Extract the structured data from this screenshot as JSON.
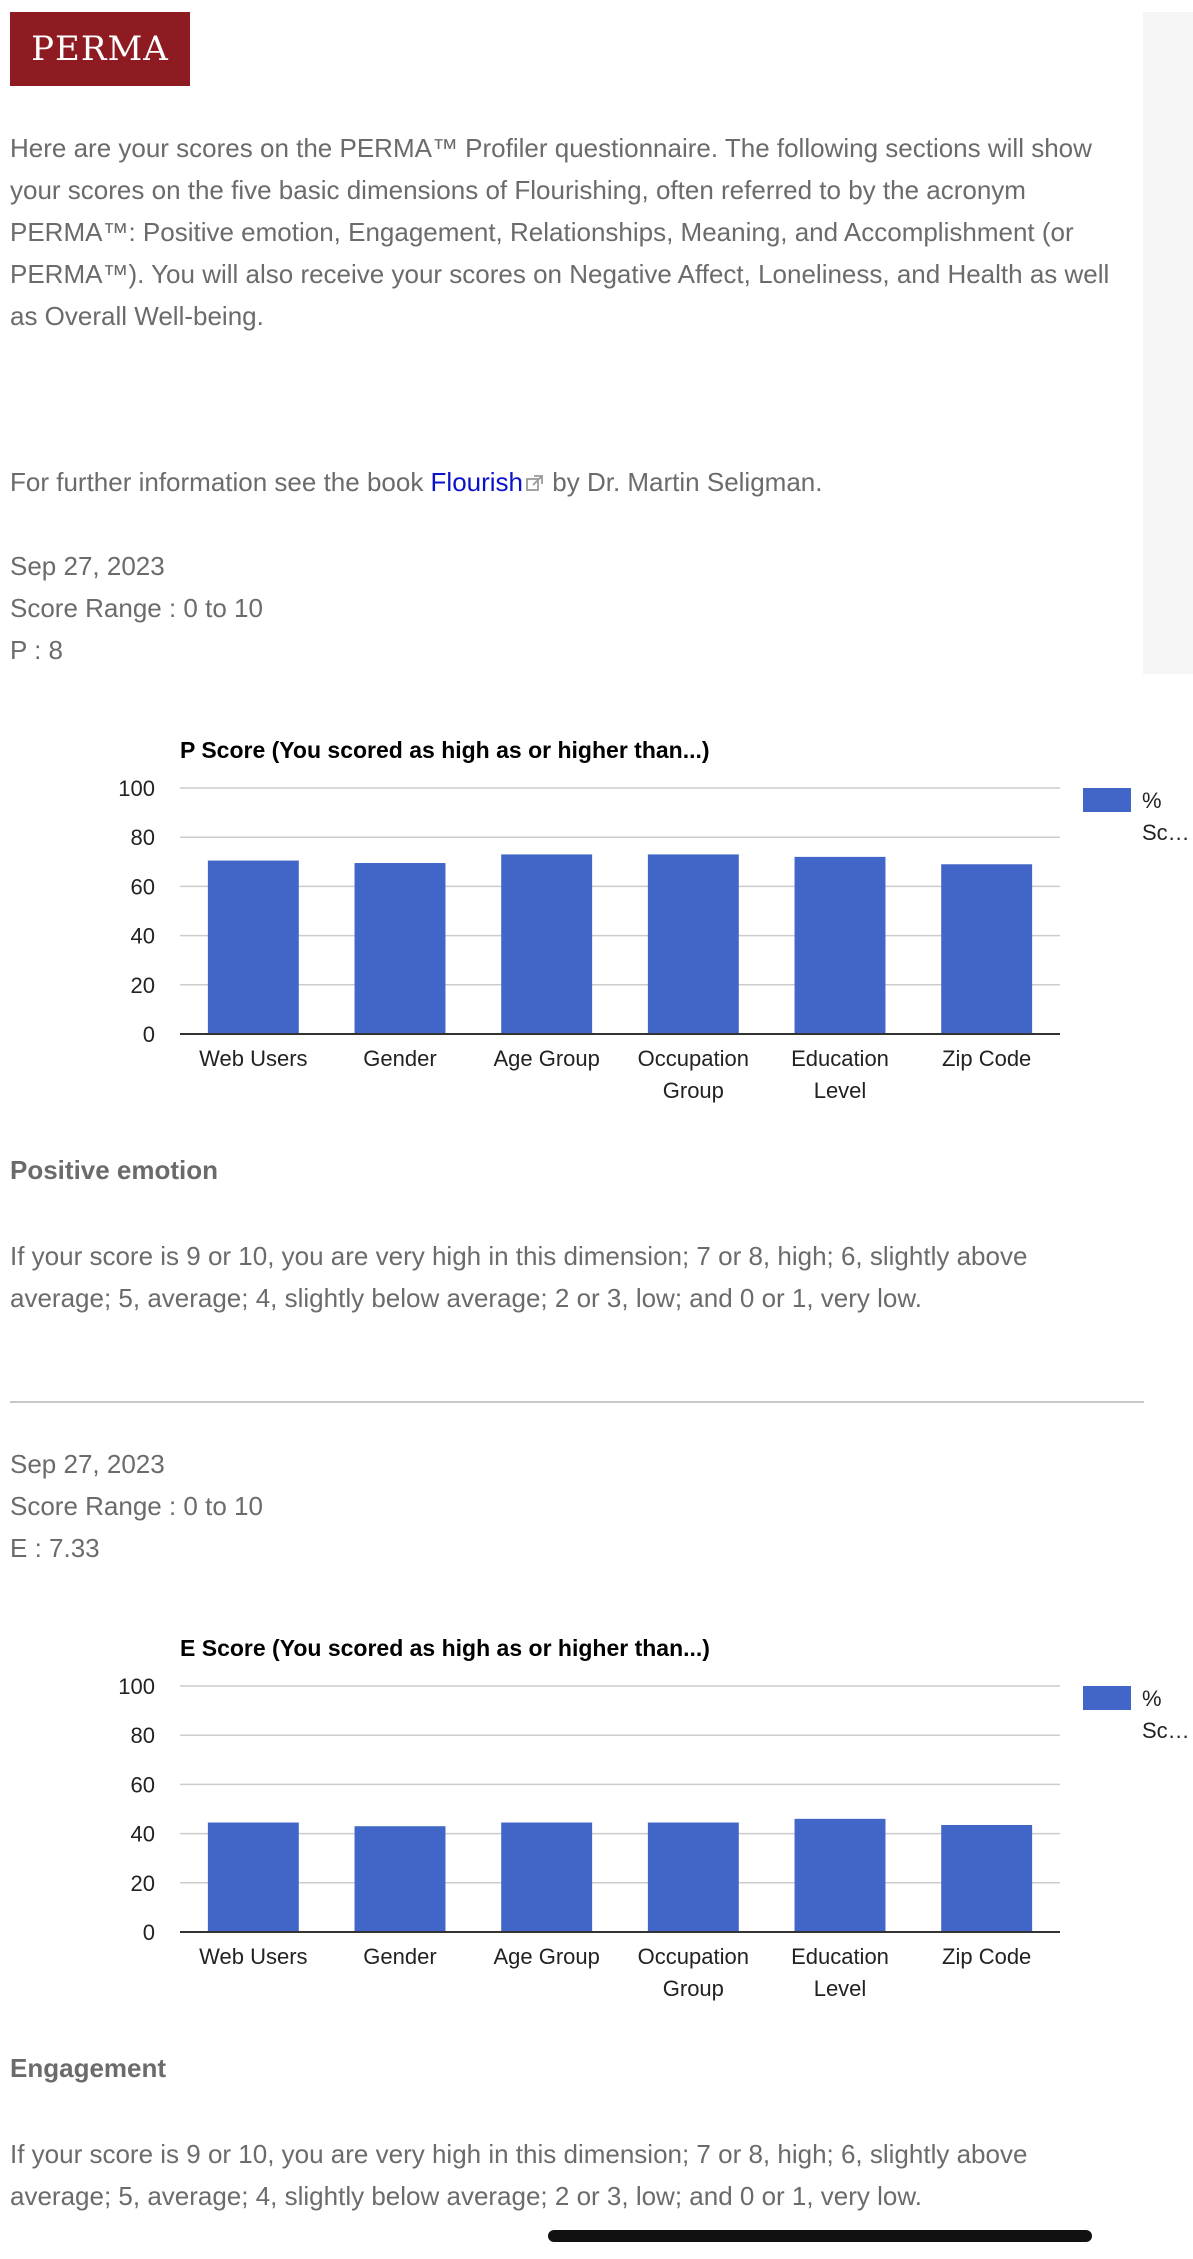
{
  "logo": {
    "text": "PERMA"
  },
  "intro": {
    "text": "Here are your scores on the PERMA™ Profiler questionnaire. The following sections will show your scores on the five basic dimensions of Flourishing, often referred to by the acronym PERMA™: Positive emotion, Engagement, Relationships, Meaning, and Accomplishment (or PERMA™).  You will also receive your scores on Negative Affect, Loneliness, and Health as well as Overall Well-being."
  },
  "further": {
    "prefix": "For further information see the book ",
    "link_text": "Flourish",
    "suffix": " by Dr. Martin Seligman."
  },
  "sections": [
    {
      "date": "Sep 27, 2023",
      "range": "Score Range : 0 to 10",
      "score_line": "P : 8",
      "heading": "Positive emotion",
      "description": "If your score is 9 or 10, you are very high in this dimension; 7 or 8, high; 6, slightly above average; 5, average;  4, slightly below average; 2 or 3, low; and 0 or 1, very low."
    },
    {
      "date": "Sep 27, 2023",
      "range": "Score Range : 0 to 10",
      "score_line": "E : 7.33",
      "heading": "Engagement",
      "description": "If your score is 9 or 10, you are very high in this dimension; 7 or 8, high; 6, slightly above average; 5, average;  4, slightly below average; 2 or 3, low; and 0 or 1, very low."
    }
  ],
  "chart_data": [
    {
      "type": "bar",
      "title": "P Score (You scored as high as or higher than...)",
      "categories": [
        [
          "Web Users"
        ],
        [
          "Gender"
        ],
        [
          "Age Group"
        ],
        [
          "Occupation",
          "Group"
        ],
        [
          "Education",
          "Level"
        ],
        [
          "Zip Code"
        ]
      ],
      "series": [
        {
          "name": "% Sc…",
          "values": [
            70.5,
            69.5,
            73,
            73,
            72,
            69
          ]
        }
      ],
      "ylim": [
        0,
        100
      ],
      "yticks": [
        0,
        20,
        40,
        60,
        80,
        100
      ],
      "grid": true,
      "legend": "right",
      "bar_color": "#4166c8"
    },
    {
      "type": "bar",
      "title": "E Score (You scored as high as or higher than...)",
      "categories": [
        [
          "Web Users"
        ],
        [
          "Gender"
        ],
        [
          "Age Group"
        ],
        [
          "Occupation",
          "Group"
        ],
        [
          "Education",
          "Level"
        ],
        [
          "Zip Code"
        ]
      ],
      "series": [
        {
          "name": "% Sc…",
          "values": [
            44.5,
            43,
            44.5,
            44.5,
            46,
            43.5
          ]
        }
      ],
      "ylim": [
        0,
        100
      ],
      "yticks": [
        0,
        20,
        40,
        60,
        80,
        100
      ],
      "grid": true,
      "legend": "right",
      "bar_color": "#4166c8"
    }
  ]
}
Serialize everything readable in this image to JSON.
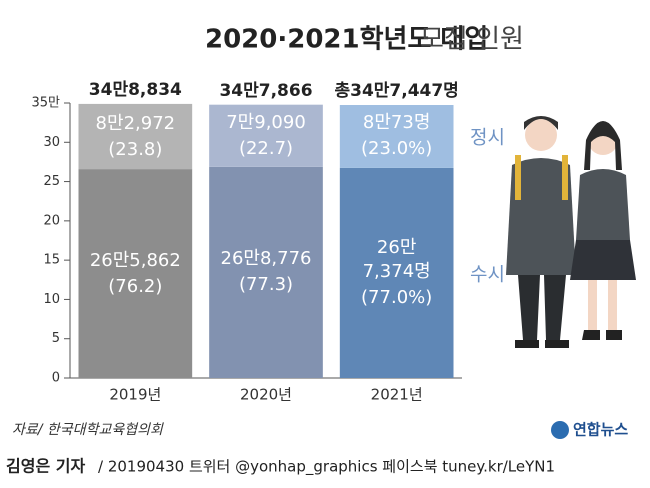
{
  "chart_data": {
    "type": "stacked_bar",
    "title": [
      "2020·2021학년도 대입",
      "모집 인원"
    ],
    "categories": [
      "2019년",
      "2020년",
      "2021년"
    ],
    "series": [
      {
        "name": "수시",
        "colors": [
          "#8d8d8d",
          "#8292b0",
          "#5f87b6"
        ],
        "values": [
          26.5862,
          26.8776,
          26.7374
        ],
        "value_labels": [
          "26만5,862",
          "26만8,776",
          "26만\n7,374명"
        ],
        "share_labels": [
          "(76.2)",
          "(77.3)",
          "(77.0%)"
        ]
      },
      {
        "name": "정시",
        "colors": [
          "#b4b4b4",
          "#abb7d0",
          "#9fbee1"
        ],
        "values": [
          8.2972,
          7.909,
          8.0073
        ],
        "value_labels": [
          "8만2,972",
          "7만9,090",
          "8만73명"
        ],
        "share_labels": [
          "(23.8)",
          "(22.7)",
          "(23.0%)"
        ]
      }
    ],
    "totals": [
      34.8834,
      34.7866,
      34.7447
    ],
    "total_labels": [
      "34만8,834",
      "34만7,866",
      "총34만7,447명"
    ],
    "legend_color": "#6f93c4",
    "ylim": [
      0,
      35
    ],
    "yticks": [
      0,
      5,
      10,
      15,
      20,
      25,
      30,
      {
        "value": 35,
        "label": "35만"
      }
    ],
    "source": "자료/ 한국대학교육협의회",
    "logo": "연합뉴스",
    "credit": "김영은 기자",
    "footer": "/ 20190430  트위터 @yonhap_graphics  페이스북 tuney.kr/LeYN1"
  }
}
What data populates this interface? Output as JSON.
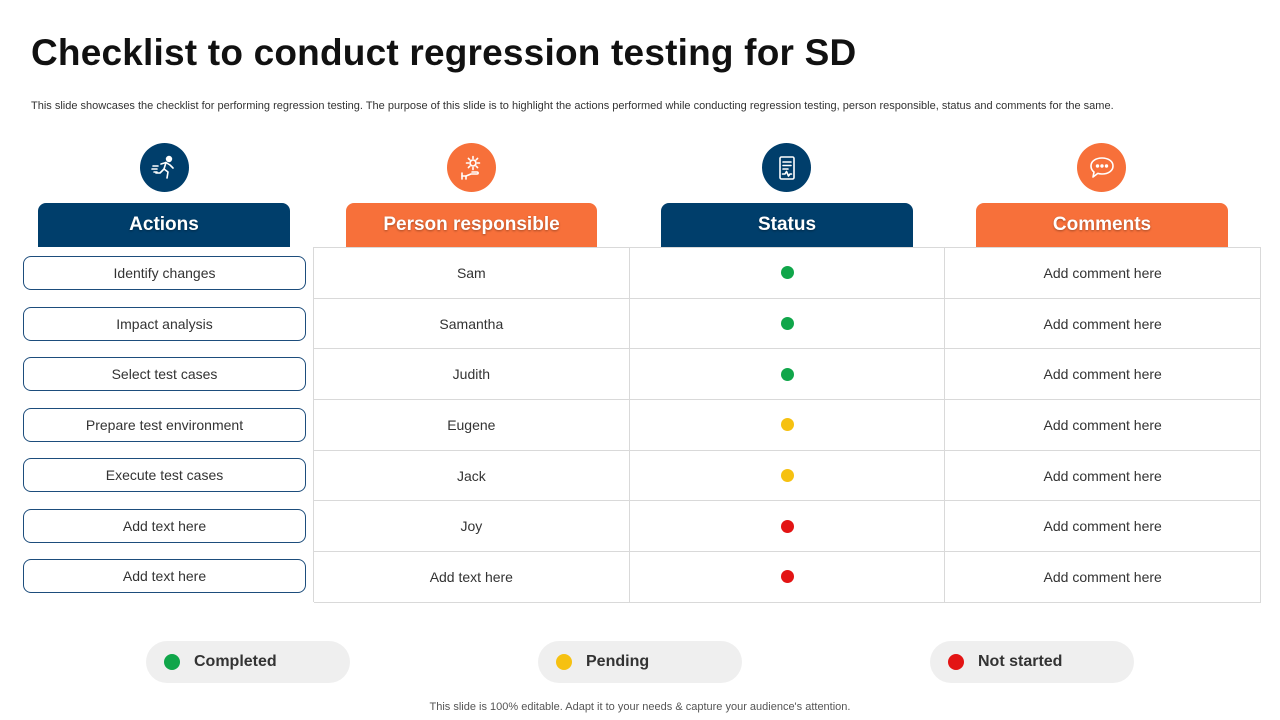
+++
* [WORK TO COMPLETE]:
Keep the pictures out of your copy, and repeat every entry above exactly.

* [THE RESPONSE]:
Extract the structured data from this screenshot as JSON.
{
  "logo": {
    "text": "PERMA"
  },
  "intro": {
    "text": "Here are your scores on the PERMA™ Profiler questionnaire. The following sections will show your scores on the five basic dimensions of Flourishing, often referred to by the acronym PERMA™: Positive emotion, Engagement, Relationships, Meaning, and Accomplishment (or PERMA™).  You will also receive your scores on Negative Affect, Loneliness, and Health as well as Overall Well-being."
  },
  "further": {
    "prefix": "For further information see the book ",
    "link_text": "Flourish",
    "suffix": " by Dr. Martin Seligman."
  },
  "sections": [
    {
      "date": "Sep 27, 2023",
      "range": "Score Range : 0 to 10",
      "score_line": "P : 8",
      "heading": "Positive emotion",
      "description": "If your score is 9 or 10, you are very high in this dimension; 7 or 8, high; 6, slightly above average; 5, average;  4, slightly below average; 2 or 3, low; and 0 or 1, very low."
    },
    {
      "date": "Sep 27, 2023",
      "range": "Score Range : 0 to 10",
      "score_line": "E : 7.33",
      "heading": "Engagement",
      "description": "If your score is 9 or 10, you are very high in this dimension; 7 or 8, high; 6, slightly above average; 5, average;  4, slightly below average; 2 or 3, low; and 0 or 1, very low."
    }
  ],
  "chart_data": [
    {
      "type": "bar",
      "title": "P Score (You scored as high as or higher than...)",
      "categories": [
        [
          "Web Users"
        ],
        [
          "Gender"
        ],
        [
          "Age Group"
        ],
        [
          "Occupation",
          "Group"
        ],
        [
          "Education",
          "Level"
        ],
        [
          "Zip Code"
        ]
      ],
      "series": [
        {
          "name": "% Sc…",
          "values": [
            70.5,
            69.5,
            73,
            73,
            72,
            69
          ]
        }
      ],
      "ylim": [
        0,
        100
      ],
      "yticks": [
        0,
        20,
        40,
        60,
        80,
        100
      ],
      "grid": true,
      "legend": "right",
      "bar_color": "#4166c8"
    },
    {
      "type": "bar",
      "title": "E Score (You scored as high as or higher than...)",
      "categories": [
        [
          "Web Users"
        ],
        [
          "Gender"
        ],
        [
          "Age Group"
        ],
        [
          "Occupation",
          "Group"
        ],
        [
          "Education",
          "Level"
        ],
        [
          "Zip Code"
        ]
      ],
      "series": [
        {
          "name": "% Sc…",
          "values": [
            44.5,
            43,
            44.5,
            44.5,
            46,
            43.5
          ]
        }
      ],
      "ylim": [
        0,
        100
      ],
      "yticks": [
        0,
        20,
        40,
        60,
        80,
        100
      ],
      "grid": true,
      "legend": "right",
      "bar_color": "#4166c8"
    }
  ]
}
Serialize everything readable in this image to JSON.
{
  "chart_data": {
    "type": "stacked_bar",
    "title": [
      "2020·2021학년도 대입",
      "모집 인원"
    ],
    "categories": [
      "2019년",
      "2020년",
      "2021년"
    ],
    "series": [
      {
        "name": "수시",
        "colors": [
          "#8d8d8d",
          "#8292b0",
          "#5f87b6"
        ],
        "values": [
          26.5862,
          26.8776,
          26.7374
        ],
        "value_labels": [
          "26만5,862",
          "26만8,776",
          "26만\n7,374명"
        ],
        "share_labels": [
          "(76.2)",
          "(77.3)",
          "(77.0%)"
        ]
      },
      {
        "name": "정시",
        "colors": [
          "#b4b4b4",
          "#abb7d0",
          "#9fbee1"
        ],
        "values": [
          8.2972,
          7.909,
          8.0073
        ],
        "value_labels": [
          "8만2,972",
          "7만9,090",
          "8만73명"
        ],
        "share_labels": [
          "(23.8)",
          "(22.7)",
          "(23.0%)"
        ]
      }
    ],
    "totals": [
      34.8834,
      34.7866,
      34.7447
    ],
    "total_labels": [
      "34만8,834",
      "34만7,866",
      "총34만7,447명"
    ],
    "legend_color": "#6f93c4",
    "ylim": [
      0,
      35
    ],
    "yticks": [
      0,
      5,
      10,
      15,
      20,
      25,
      30,
      {
        "value": 35,
        "label": "35만"
      }
    ],
    "source": "자료/ 한국대학교육협의회",
    "logo": "연합뉴스",
    "credit": "김영은 기자",
    "footer": "/ 20190430  트위터 @yonhap_graphics  페이스북 tuney.kr/LeYN1"
  }
}
What data populates this interface? Output as JSON.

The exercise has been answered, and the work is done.